• _Goal_: State how many lines of the data contain the word "الله", and write nothing besides the number.

• _Extracted records_:
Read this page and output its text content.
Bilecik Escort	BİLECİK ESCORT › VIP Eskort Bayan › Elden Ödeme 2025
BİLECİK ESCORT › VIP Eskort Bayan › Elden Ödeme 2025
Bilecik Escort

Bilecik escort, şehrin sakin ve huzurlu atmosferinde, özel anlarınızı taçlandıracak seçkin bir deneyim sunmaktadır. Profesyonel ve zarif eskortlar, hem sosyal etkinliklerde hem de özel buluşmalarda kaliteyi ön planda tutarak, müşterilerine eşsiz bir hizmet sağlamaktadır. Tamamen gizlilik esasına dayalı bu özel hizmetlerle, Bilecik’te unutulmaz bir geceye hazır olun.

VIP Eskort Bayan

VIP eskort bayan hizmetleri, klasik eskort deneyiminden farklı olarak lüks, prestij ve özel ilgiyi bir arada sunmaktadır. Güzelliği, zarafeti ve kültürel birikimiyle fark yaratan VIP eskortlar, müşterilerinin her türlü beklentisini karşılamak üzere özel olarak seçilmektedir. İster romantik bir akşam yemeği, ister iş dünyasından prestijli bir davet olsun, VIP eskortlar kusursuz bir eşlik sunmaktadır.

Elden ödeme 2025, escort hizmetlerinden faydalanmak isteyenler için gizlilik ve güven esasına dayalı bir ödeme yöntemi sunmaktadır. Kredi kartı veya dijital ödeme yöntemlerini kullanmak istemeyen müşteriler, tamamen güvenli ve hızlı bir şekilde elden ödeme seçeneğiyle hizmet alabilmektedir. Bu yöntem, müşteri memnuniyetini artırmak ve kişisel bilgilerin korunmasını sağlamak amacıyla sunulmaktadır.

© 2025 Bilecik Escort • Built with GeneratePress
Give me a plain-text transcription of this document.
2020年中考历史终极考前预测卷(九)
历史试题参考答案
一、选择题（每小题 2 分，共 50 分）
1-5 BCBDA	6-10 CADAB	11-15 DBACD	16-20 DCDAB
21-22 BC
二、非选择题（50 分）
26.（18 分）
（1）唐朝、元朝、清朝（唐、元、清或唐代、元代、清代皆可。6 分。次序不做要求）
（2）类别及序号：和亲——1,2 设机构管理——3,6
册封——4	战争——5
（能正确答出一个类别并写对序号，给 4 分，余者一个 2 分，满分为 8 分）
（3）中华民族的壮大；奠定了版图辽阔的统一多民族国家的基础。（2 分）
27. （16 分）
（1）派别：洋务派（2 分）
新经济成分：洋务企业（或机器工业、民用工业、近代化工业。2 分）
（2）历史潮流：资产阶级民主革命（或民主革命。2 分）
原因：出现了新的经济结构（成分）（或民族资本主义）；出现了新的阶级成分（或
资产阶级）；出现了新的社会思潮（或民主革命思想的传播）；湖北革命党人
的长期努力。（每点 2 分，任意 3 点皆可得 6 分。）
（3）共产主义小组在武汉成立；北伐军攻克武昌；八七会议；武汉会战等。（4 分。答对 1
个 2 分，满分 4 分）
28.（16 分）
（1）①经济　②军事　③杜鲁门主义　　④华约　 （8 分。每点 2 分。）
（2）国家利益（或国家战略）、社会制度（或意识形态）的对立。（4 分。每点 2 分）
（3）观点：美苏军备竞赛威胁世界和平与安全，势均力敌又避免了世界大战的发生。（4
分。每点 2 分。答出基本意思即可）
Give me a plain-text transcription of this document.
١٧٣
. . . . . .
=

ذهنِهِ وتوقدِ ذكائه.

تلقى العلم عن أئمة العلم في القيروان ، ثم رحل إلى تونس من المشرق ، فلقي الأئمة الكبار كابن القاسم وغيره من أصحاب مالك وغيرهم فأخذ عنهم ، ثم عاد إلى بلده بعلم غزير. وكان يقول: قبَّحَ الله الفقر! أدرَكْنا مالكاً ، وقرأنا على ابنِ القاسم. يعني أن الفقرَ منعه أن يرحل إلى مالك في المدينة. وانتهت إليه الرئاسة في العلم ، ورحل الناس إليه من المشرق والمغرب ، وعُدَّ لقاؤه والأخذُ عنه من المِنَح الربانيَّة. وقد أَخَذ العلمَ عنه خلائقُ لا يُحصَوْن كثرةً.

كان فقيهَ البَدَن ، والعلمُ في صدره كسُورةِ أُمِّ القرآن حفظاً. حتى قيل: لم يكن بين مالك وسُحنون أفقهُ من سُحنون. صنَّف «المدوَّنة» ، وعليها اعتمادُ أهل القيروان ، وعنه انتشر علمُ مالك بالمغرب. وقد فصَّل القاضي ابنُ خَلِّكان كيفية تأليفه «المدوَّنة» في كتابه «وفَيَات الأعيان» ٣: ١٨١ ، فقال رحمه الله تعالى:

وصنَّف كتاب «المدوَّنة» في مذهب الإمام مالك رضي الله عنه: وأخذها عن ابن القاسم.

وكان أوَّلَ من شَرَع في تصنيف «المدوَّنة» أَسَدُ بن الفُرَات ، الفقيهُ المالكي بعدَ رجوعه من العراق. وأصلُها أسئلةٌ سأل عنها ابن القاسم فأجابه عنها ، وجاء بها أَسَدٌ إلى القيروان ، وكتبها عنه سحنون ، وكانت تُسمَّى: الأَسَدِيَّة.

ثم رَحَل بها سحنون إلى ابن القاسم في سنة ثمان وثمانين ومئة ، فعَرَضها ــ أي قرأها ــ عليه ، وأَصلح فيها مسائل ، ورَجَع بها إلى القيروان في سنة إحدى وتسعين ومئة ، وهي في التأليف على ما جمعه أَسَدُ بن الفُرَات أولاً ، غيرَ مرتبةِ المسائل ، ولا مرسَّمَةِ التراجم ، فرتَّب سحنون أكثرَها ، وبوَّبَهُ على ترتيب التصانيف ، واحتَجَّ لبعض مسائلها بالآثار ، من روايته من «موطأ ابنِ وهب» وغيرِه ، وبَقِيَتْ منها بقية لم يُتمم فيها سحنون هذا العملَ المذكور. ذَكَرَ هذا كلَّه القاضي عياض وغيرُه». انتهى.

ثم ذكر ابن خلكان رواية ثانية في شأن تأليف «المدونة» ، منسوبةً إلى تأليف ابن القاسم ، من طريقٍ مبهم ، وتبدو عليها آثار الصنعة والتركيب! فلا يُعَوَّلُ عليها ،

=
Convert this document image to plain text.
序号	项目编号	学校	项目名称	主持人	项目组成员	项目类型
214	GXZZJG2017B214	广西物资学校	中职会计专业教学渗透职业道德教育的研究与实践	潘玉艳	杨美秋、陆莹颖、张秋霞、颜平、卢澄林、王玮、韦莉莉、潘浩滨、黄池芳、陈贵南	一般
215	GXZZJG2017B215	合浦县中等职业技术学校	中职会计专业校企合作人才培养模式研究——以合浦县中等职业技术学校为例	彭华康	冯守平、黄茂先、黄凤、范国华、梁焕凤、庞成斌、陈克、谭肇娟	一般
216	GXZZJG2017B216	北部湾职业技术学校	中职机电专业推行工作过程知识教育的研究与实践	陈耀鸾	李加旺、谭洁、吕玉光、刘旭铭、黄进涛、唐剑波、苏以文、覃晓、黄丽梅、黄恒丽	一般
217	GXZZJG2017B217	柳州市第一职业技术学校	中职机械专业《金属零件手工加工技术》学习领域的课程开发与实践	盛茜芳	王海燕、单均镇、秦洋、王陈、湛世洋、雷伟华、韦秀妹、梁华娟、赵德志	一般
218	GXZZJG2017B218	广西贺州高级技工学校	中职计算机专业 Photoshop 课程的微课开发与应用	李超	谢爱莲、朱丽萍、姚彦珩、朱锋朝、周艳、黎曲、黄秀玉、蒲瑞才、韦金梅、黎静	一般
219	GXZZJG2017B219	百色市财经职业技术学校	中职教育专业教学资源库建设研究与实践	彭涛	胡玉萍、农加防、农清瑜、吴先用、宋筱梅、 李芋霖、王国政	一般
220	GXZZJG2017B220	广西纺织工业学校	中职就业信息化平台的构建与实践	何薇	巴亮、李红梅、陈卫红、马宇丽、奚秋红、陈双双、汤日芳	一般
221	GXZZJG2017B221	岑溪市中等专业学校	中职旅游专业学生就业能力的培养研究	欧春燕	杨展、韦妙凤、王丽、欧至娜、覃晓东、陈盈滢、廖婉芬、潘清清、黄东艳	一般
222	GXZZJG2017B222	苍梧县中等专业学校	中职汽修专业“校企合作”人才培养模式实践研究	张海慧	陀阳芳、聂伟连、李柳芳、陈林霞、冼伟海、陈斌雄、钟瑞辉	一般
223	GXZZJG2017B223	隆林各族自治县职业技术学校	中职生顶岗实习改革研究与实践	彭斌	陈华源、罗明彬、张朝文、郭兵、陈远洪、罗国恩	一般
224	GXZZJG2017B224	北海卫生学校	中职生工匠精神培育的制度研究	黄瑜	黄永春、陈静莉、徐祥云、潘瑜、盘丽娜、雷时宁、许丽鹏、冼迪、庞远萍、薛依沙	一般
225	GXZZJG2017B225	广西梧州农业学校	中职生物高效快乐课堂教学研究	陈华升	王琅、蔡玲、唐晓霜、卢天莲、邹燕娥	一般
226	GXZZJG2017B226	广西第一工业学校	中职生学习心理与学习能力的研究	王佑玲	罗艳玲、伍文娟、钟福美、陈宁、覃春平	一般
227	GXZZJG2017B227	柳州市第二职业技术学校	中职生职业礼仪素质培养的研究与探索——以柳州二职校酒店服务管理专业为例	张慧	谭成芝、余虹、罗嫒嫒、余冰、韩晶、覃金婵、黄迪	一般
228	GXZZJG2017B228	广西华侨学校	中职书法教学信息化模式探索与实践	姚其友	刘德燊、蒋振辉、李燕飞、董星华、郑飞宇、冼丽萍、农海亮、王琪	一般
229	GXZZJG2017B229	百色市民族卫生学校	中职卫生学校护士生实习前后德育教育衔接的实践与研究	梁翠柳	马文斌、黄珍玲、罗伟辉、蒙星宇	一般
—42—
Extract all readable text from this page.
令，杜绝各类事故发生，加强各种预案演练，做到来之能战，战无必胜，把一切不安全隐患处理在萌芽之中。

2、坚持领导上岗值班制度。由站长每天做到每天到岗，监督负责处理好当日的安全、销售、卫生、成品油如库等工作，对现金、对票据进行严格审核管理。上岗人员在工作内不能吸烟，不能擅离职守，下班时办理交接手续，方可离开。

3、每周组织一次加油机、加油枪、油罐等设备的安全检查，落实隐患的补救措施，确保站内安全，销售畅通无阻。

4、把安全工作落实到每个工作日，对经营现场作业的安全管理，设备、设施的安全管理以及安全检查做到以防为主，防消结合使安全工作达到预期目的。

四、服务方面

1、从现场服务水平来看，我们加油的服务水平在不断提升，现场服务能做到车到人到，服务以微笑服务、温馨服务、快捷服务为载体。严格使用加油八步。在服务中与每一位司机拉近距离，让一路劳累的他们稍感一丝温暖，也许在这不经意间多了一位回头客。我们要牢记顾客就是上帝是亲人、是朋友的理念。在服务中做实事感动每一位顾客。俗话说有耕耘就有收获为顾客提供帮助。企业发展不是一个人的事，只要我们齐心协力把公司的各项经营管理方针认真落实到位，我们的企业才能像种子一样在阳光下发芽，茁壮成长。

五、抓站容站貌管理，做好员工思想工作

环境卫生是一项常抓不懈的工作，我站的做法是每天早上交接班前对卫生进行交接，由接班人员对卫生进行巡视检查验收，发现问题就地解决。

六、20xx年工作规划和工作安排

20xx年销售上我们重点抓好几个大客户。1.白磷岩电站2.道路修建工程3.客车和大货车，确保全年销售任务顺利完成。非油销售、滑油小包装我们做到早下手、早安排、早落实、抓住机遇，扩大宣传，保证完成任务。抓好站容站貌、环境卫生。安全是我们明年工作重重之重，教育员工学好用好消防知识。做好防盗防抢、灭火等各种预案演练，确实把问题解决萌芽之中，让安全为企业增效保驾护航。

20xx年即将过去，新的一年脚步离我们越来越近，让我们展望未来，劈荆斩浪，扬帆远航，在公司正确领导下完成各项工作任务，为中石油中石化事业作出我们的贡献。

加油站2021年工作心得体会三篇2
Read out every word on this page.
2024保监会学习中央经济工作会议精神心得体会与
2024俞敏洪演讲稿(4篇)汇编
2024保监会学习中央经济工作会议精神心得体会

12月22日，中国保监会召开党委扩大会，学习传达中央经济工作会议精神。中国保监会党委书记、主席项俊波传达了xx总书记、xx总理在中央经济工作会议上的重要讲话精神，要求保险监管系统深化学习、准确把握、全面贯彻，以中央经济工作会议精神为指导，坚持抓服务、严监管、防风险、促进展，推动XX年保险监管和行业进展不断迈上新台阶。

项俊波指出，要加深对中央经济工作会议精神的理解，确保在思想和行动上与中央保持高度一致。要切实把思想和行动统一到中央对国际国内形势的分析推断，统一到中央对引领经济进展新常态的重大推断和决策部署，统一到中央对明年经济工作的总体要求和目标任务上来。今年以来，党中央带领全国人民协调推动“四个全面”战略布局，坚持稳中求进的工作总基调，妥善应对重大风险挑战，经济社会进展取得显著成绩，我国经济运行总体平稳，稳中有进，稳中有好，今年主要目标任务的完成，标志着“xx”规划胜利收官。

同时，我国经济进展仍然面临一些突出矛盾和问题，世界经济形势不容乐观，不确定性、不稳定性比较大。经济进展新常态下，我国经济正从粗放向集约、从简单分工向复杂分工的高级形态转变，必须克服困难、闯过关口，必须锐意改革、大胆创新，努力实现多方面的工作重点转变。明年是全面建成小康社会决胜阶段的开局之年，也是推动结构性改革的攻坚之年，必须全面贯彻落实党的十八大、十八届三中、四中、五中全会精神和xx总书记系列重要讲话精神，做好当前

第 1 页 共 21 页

• _Full answer_: 3